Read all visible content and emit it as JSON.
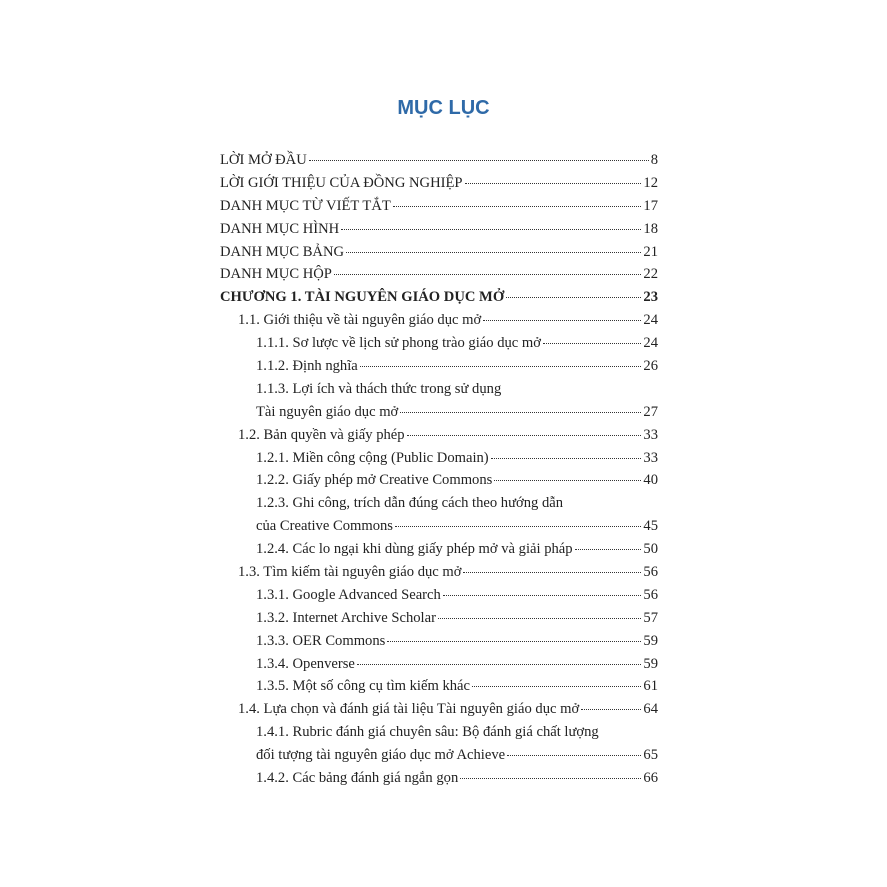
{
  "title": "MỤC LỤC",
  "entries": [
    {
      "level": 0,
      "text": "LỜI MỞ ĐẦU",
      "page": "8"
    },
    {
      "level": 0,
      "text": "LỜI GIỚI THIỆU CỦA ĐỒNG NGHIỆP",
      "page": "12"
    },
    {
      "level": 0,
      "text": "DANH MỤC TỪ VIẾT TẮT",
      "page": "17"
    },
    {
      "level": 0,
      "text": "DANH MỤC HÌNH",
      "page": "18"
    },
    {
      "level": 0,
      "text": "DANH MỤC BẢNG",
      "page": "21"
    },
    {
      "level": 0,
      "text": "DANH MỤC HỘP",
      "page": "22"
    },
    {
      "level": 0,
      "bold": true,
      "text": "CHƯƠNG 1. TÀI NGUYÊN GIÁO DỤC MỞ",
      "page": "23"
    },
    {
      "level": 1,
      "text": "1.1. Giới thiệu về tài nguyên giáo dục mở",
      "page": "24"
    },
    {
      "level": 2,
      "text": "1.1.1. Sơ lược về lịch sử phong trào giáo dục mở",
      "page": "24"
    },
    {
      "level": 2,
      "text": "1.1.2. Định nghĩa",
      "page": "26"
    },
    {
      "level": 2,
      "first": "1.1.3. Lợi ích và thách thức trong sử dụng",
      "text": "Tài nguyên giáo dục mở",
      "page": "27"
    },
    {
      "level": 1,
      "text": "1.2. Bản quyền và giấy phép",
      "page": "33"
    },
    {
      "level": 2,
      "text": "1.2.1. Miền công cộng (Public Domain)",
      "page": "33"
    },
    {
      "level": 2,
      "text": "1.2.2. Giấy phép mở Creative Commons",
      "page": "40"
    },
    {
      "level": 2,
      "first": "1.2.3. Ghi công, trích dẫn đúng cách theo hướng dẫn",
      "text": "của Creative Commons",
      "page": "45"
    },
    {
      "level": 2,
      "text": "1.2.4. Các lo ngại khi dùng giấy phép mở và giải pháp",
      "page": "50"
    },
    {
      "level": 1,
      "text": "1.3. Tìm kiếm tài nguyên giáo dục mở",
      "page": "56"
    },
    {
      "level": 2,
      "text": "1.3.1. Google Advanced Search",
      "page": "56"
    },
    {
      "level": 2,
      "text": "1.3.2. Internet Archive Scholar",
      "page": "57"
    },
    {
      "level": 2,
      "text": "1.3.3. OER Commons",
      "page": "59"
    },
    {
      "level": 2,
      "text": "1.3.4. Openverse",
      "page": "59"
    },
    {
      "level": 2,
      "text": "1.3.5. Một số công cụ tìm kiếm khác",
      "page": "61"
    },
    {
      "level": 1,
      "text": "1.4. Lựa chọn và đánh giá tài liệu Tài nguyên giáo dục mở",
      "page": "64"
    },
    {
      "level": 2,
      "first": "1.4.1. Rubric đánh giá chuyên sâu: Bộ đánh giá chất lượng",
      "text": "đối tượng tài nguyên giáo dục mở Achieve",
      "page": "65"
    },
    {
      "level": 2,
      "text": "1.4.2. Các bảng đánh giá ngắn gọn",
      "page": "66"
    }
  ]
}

* [The request] Print each line of the material above exactly, with the pictures removed from your copy.

* [Result of the exercise]
Read all visible content and emit it as JSON.
{
  "title": "MỤC LỤC",
  "entries": [
    {
      "level": 0,
      "text": "LỜI MỞ ĐẦU",
      "page": "8"
    },
    {
      "level": 0,
      "text": "LỜI GIỚI THIỆU CỦA ĐỒNG NGHIỆP",
      "page": "12"
    },
    {
      "level": 0,
      "text": "DANH MỤC TỪ VIẾT TẮT",
      "page": "17"
    },
    {
      "level": 0,
      "text": "DANH MỤC HÌNH",
      "page": "18"
    },
    {
      "level": 0,
      "text": "DANH MỤC BẢNG",
      "page": "21"
    },
    {
      "level": 0,
      "text": "DANH MỤC HỘP",
      "page": "22"
    },
    {
      "level": 0,
      "bold": true,
      "text": "CHƯƠNG 1. TÀI NGUYÊN GIÁO DỤC MỞ",
      "page": "23"
    },
    {
      "level": 1,
      "text": "1.1. Giới thiệu về tài nguyên giáo dục mở",
      "page": "24"
    },
    {
      "level": 2,
      "text": "1.1.1. Sơ lược về lịch sử phong trào giáo dục mở",
      "page": "24"
    },
    {
      "level": 2,
      "text": "1.1.2. Định nghĩa",
      "page": "26"
    },
    {
      "level": 2,
      "first": "1.1.3. Lợi ích và thách thức trong sử dụng",
      "text": "Tài nguyên giáo dục mở",
      "page": "27"
    },
    {
      "level": 1,
      "text": "1.2. Bản quyền và giấy phép",
      "page": "33"
    },
    {
      "level": 2,
      "text": "1.2.1. Miền công cộng (Public Domain)",
      "page": "33"
    },
    {
      "level": 2,
      "text": "1.2.2. Giấy phép mở Creative Commons",
      "page": "40"
    },
    {
      "level": 2,
      "first": "1.2.3. Ghi công, trích dẫn đúng cách theo hướng dẫn",
      "text": "của Creative Commons",
      "page": "45"
    },
    {
      "level": 2,
      "text": "1.2.4. Các lo ngại khi dùng giấy phép mở và giải pháp",
      "page": "50"
    },
    {
      "level": 1,
      "text": "1.3. Tìm kiếm tài nguyên giáo dục mở",
      "page": "56"
    },
    {
      "level": 2,
      "text": "1.3.1. Google Advanced Search",
      "page": "56"
    },
    {
      "level": 2,
      "text": "1.3.2. Internet Archive Scholar",
      "page": "57"
    },
    {
      "level": 2,
      "text": "1.3.3. OER Commons",
      "page": "59"
    },
    {
      "level": 2,
      "text": "1.3.4. Openverse",
      "page": "59"
    },
    {
      "level": 2,
      "text": "1.3.5. Một số công cụ tìm kiếm khác",
      "page": "61"
    },
    {
      "level": 1,
      "text": "1.4. Lựa chọn và đánh giá tài liệu Tài nguyên giáo dục mở",
      "page": "64"
    },
    {
      "level": 2,
      "first": "1.4.1. Rubric đánh giá chuyên sâu: Bộ đánh giá chất lượng",
      "text": "đối tượng tài nguyên giáo dục mở Achieve",
      "page": "65"
    },
    {
      "level": 2,
      "text": "1.4.2. Các bảng đánh giá ngắn gọn",
      "page": "66"
    }
  ]
}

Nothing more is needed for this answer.